- **What you are asked to do**
Write out the records that appear below, verbatim and complete, but without pictures.

- **Source material**
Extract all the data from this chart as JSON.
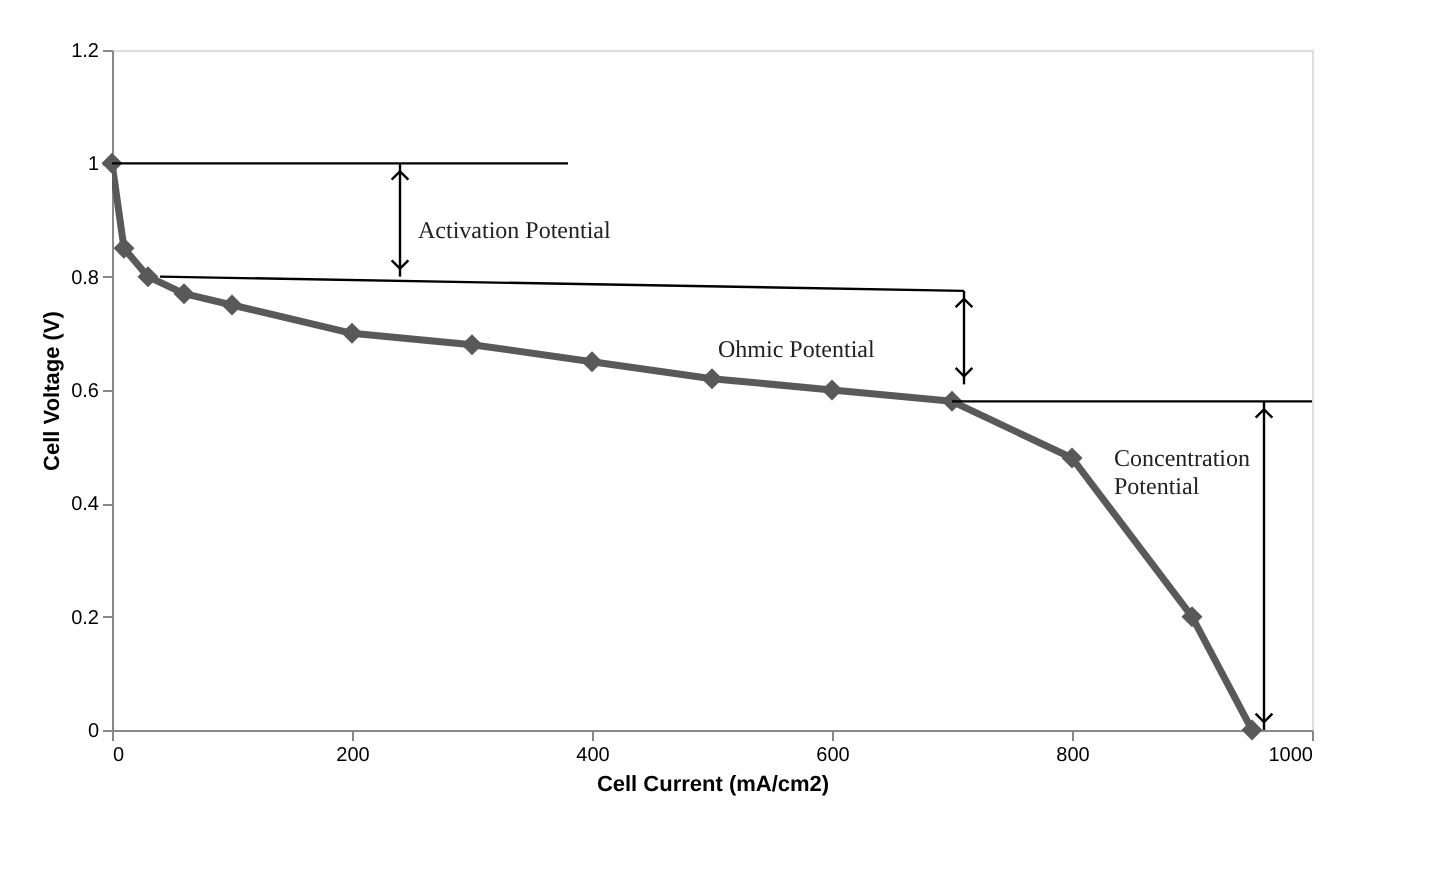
{
  "chart_data": {
    "type": "line",
    "xlabel": "Cell Current (mA/cm2)",
    "ylabel": "Cell Voltage (V)",
    "xlim": [
      0,
      1000
    ],
    "xticks": [
      0,
      200,
      400,
      600,
      800,
      1000
    ],
    "ylim": [
      0,
      1.2
    ],
    "yticks": [
      0,
      0.2,
      0.4,
      0.6,
      0.8,
      1,
      1.2
    ],
    "grid": false,
    "line_style": "solid",
    "series": [
      {
        "x": [
          0,
          10,
          30,
          60,
          100,
          200,
          300,
          400,
          500,
          600,
          700,
          800,
          900,
          950
        ],
        "values": [
          1.0,
          0.85,
          0.8,
          0.77,
          0.75,
          0.7,
          0.68,
          0.65,
          0.62,
          0.6,
          0.58,
          0.48,
          0.2,
          0.0
        ],
        "color": "#595959",
        "marker": "diamond"
      },
      {
        "type": "line",
        "x": [
          0,
          380
        ],
        "values": [
          1.0,
          1.0
        ],
        "color": "#000000",
        "marker": "none"
      },
      {
        "type": "line",
        "x": [
          40,
          710
        ],
        "values": [
          0.8,
          0.775
        ],
        "color": "#000000",
        "marker": "none"
      },
      {
        "type": "line",
        "x": [
          700,
          1000
        ],
        "values": [
          0.58,
          0.58
        ],
        "color": "#000000",
        "marker": "none"
      },
      {
        "type": "line",
        "x": [
          240,
          240
        ],
        "values": [
          1.0,
          0.8
        ],
        "color": "#000000",
        "marker": "none"
      },
      {
        "type": "line",
        "x": [
          710,
          710
        ],
        "values": [
          0.775,
          0.61
        ],
        "color": "#000000",
        "marker": "none"
      },
      {
        "type": "line",
        "x": [
          960,
          960
        ],
        "values": [
          0.58,
          0.0
        ],
        "color": "#000000",
        "marker": "none"
      }
    ],
    "annotations": [
      "Activation Potential",
      "Ohmic Potential",
      "Concentration\nPotential"
    ]
  }
}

- **Answer below**
Extract all the data from this chart as JSON.
{
  "chart_data": {
    "type": "line",
    "xlabel": "Cell Current (mA/cm2)",
    "ylabel": "Cell Voltage (V)",
    "xlim": [
      0,
      1000
    ],
    "xticks": [
      0,
      200,
      400,
      600,
      800,
      1000
    ],
    "ylim": [
      0,
      1.2
    ],
    "yticks": [
      0,
      0.2,
      0.4,
      0.6,
      0.8,
      1,
      1.2
    ],
    "grid": false,
    "line_style": "solid",
    "series": [
      {
        "x": [
          0,
          10,
          30,
          60,
          100,
          200,
          300,
          400,
          500,
          600,
          700,
          800,
          900,
          950
        ],
        "values": [
          1.0,
          0.85,
          0.8,
          0.77,
          0.75,
          0.7,
          0.68,
          0.65,
          0.62,
          0.6,
          0.58,
          0.48,
          0.2,
          0.0
        ],
        "color": "#595959",
        "marker": "diamond"
      },
      {
        "type": "line",
        "x": [
          0,
          380
        ],
        "values": [
          1.0,
          1.0
        ],
        "color": "#000000",
        "marker": "none"
      },
      {
        "type": "line",
        "x": [
          40,
          710
        ],
        "values": [
          0.8,
          0.775
        ],
        "color": "#000000",
        "marker": "none"
      },
      {
        "type": "line",
        "x": [
          700,
          1000
        ],
        "values": [
          0.58,
          0.58
        ],
        "color": "#000000",
        "marker": "none"
      },
      {
        "type": "line",
        "x": [
          240,
          240
        ],
        "values": [
          1.0,
          0.8
        ],
        "color": "#000000",
        "marker": "none"
      },
      {
        "type": "line",
        "x": [
          710,
          710
        ],
        "values": [
          0.775,
          0.61
        ],
        "color": "#000000",
        "marker": "none"
      },
      {
        "type": "line",
        "x": [
          960,
          960
        ],
        "values": [
          0.58,
          0.0
        ],
        "color": "#000000",
        "marker": "none"
      }
    ],
    "annotations": [
      "Activation Potential",
      "Ohmic Potential",
      "Concentration\nPotential"
    ]
  }
}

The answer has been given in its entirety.